Dataset content:
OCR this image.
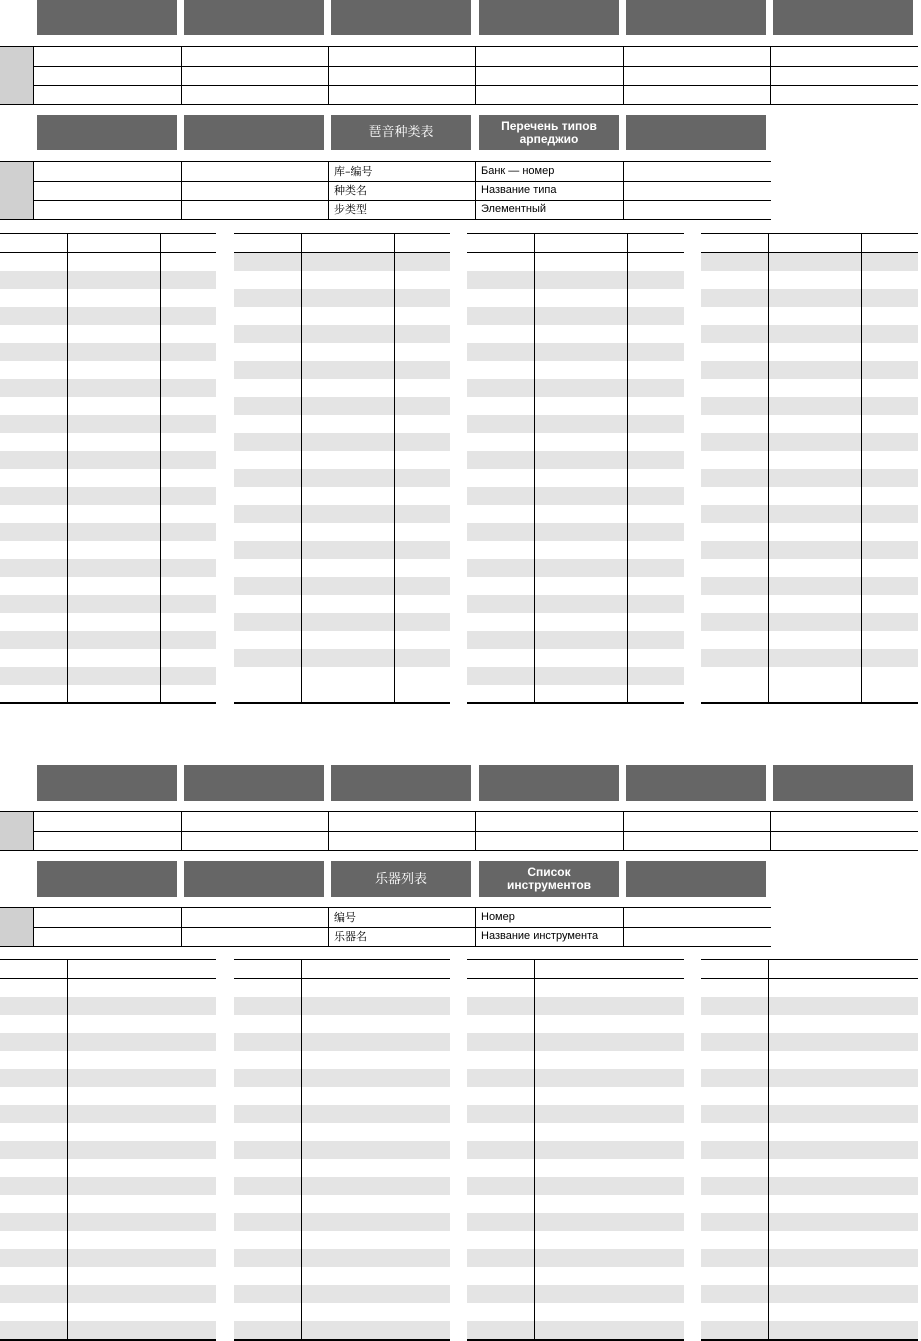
琶音种类表	Перечень типов
арпеджио
库–编号	Банк — номер
种类名	Название типа
步类型	Элементный
乐器列表	Список
инструментов
编号	Номер
乐器名	Название инструмента
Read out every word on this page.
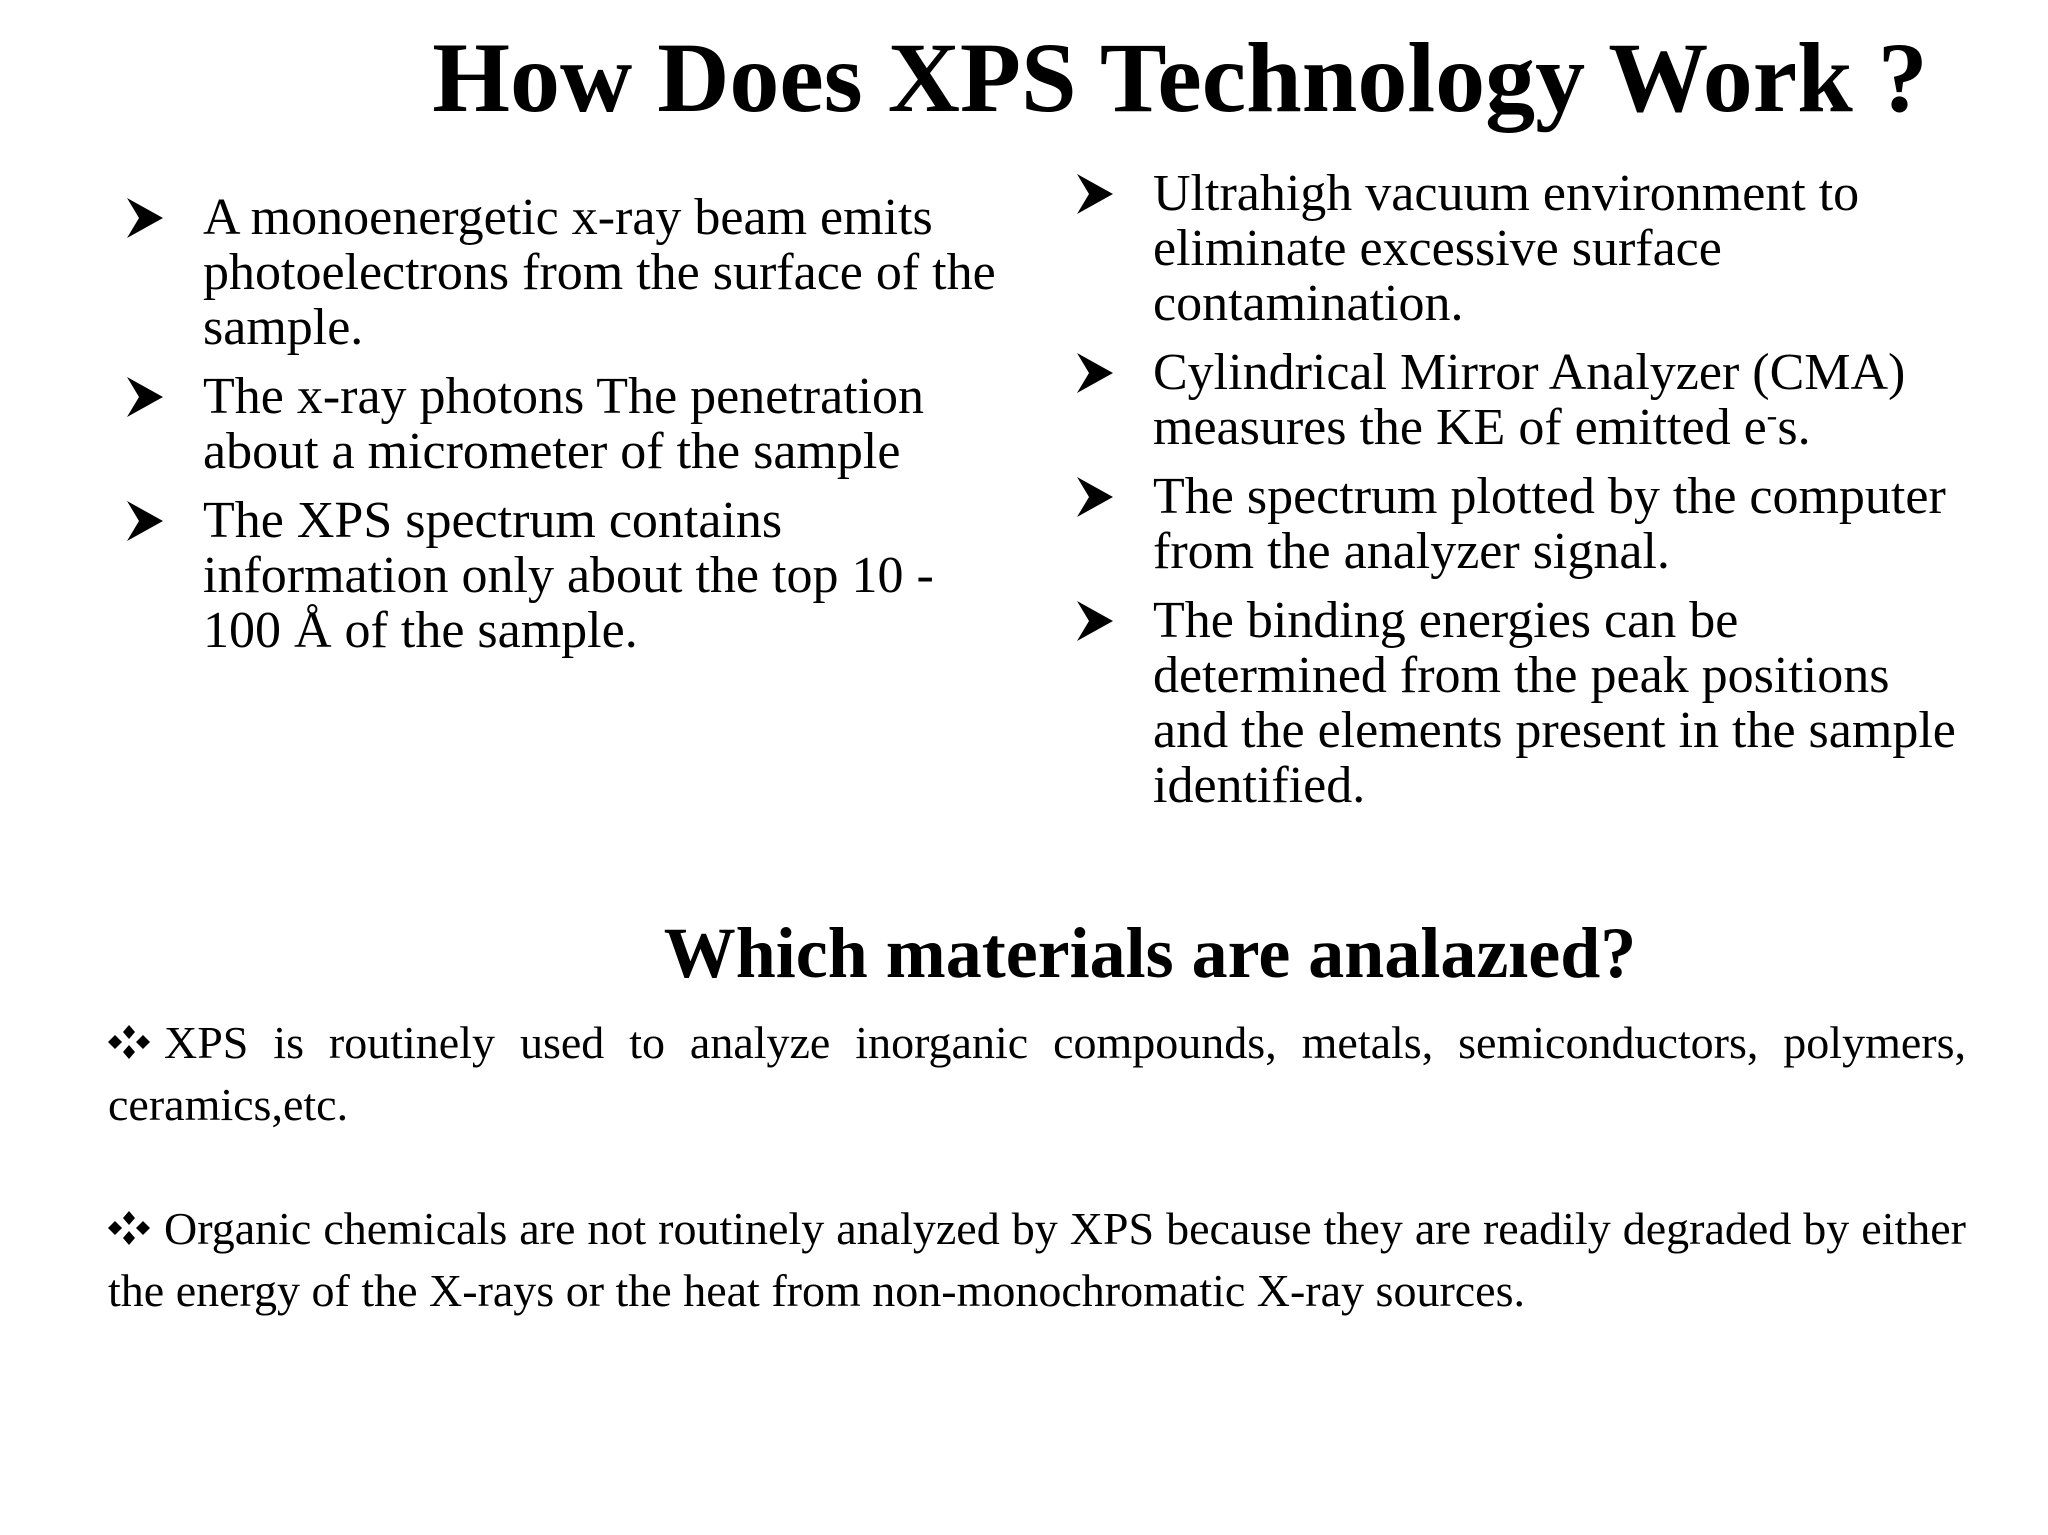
How Does XPS Technology Work ?
A monoenergetic x-ray beam emits photoelectrons from the surface of the sample.
The x-ray photons The penetration about a micrometer of the sample
The XPS spectrum contains information only about the top 10 - 100 Å of the sample.
Ultrahigh vacuum environment to eliminate excessive surface contamination.
Cylindrical Mirror Analyzer (CMA) measures the KE of emitted e-s.
The spectrum plotted by the computer from the analyzer signal.
The binding energies can be determined from the peak positions and the elements present in the sample identified.
Which materials are analazıed?

XPS is routinely used to analyze inorganic compounds, metals, semiconductors, polymers, ceramics,etc.

Organic chemicals are not routinely analyzed by XPS because they are readily degraded by either the energy of the X-rays or the heat from non-monochromatic X-ray sources.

Work to be completed: Quote everything in the listing above exactly; pictures are the only thing to omit.

Answer:
OCR this image.
琶音种类表	Перечень типов
арпеджио
库–编号	Банк — номер
种类名	Название типа
步类型	Элементный
乐器列表	Список
инструментов
编号	Номер
乐器名	Название инструмента
Read out every word on this page.
How Does XPS Technology Work ?
A monoenergetic x-ray beam emits photoelectrons from the surface of the sample.
The x-ray photons The penetration about a micrometer of the sample
The XPS spectrum contains information only about the top 10 - 100 Å of the sample.
Ultrahigh vacuum environment to eliminate excessive surface contamination.
Cylindrical Mirror Analyzer (CMA) measures the KE of emitted e-s.
The spectrum plotted by the computer from the analyzer signal.
The binding energies can be determined from the peak positions and the elements present in the sample identified.
Which materials are analazıed?

XPS is routinely used to analyze inorganic compounds, metals, semiconductors, polymers, ceramics,etc.

Organic chemicals are not routinely analyzed by XPS because they are readily degraded by either the energy of the X-rays or the heat from non-monochromatic X-ray sources.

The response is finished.